## start Data

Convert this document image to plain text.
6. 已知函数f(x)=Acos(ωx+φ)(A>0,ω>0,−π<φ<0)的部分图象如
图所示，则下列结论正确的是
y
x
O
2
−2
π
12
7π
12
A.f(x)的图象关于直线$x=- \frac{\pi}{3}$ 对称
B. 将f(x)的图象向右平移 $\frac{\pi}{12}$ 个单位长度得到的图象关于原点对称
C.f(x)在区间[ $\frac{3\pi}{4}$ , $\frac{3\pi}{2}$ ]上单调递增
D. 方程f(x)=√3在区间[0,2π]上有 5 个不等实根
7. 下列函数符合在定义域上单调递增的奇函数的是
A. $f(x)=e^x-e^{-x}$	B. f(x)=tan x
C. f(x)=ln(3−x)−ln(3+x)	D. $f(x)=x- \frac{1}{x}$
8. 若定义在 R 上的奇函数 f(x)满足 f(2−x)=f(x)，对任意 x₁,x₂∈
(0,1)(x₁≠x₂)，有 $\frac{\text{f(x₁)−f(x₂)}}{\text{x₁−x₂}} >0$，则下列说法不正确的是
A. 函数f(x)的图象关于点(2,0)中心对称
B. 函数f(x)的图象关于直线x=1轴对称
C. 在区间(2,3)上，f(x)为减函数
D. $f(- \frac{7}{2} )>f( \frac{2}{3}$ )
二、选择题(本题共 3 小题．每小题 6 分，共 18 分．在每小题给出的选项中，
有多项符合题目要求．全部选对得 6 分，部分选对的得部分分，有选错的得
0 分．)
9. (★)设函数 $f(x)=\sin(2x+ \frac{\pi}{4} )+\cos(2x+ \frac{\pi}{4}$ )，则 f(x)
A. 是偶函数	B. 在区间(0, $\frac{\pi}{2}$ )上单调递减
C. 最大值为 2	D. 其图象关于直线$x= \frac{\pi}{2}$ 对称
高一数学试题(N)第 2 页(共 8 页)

## end Data

» Given task
Return all of the data precisely as it appears.

» Result of this exercise
Convert this document image to plain text.
6. 已知函数f(x)=Acos(ωx+φ)(A>0,ω>0,−π<φ<0)的部分图象如
图所示，则下列结论正确的是
y
x
O
2
−2
π
12
7π
12
A.f(x)的图象关于直线$x=- \frac{\pi}{3}$ 对称
B. 将f(x)的图象向右平移 $\frac{\pi}{12}$ 个单位长度得到的图象关于原点对称
C.f(x)在区间[ $\frac{3\pi}{4}$ , $\frac{3\pi}{2}$ ]上单调递增
D. 方程f(x)=√3在区间[0,2π]上有 5 个不等实根
7. 下列函数符合在定义域上单调递增的奇函数的是
A. $f(x)=e^x-e^{-x}$	B. f(x)=tan x
C. f(x)=ln(3−x)−ln(3+x)	D. $f(x)=x- \frac{1}{x}$
8. 若定义在 R 上的奇函数 f(x)满足 f(2−x)=f(x)，对任意 x₁,x₂∈
(0,1)(x₁≠x₂)，有 $\frac{\text{f(x₁)−f(x₂)}}{\text{x₁−x₂}} >0$，则下列说法不正确的是
A. 函数f(x)的图象关于点(2,0)中心对称
B. 函数f(x)的图象关于直线x=1轴对称
C. 在区间(2,3)上，f(x)为减函数
D. $f(- \frac{7}{2} )>f( \frac{2}{3}$ )
二、选择题(本题共 3 小题．每小题 6 分，共 18 分．在每小题给出的选项中，
有多项符合题目要求．全部选对得 6 分，部分选对的得部分分，有选错的得
0 分．)
9. (★)设函数 $f(x)=\sin(2x+ \frac{\pi}{4} )+\cos(2x+ \frac{\pi}{4}$ )，则 f(x)
A. 是偶函数	B. 在区间(0, $\frac{\pi}{2}$ )上单调递减
C. 最大值为 2	D. 其图象关于直线$x= \frac{\pi}{2}$ 对称
高一数学试题(N)第 2 页(共 8 页)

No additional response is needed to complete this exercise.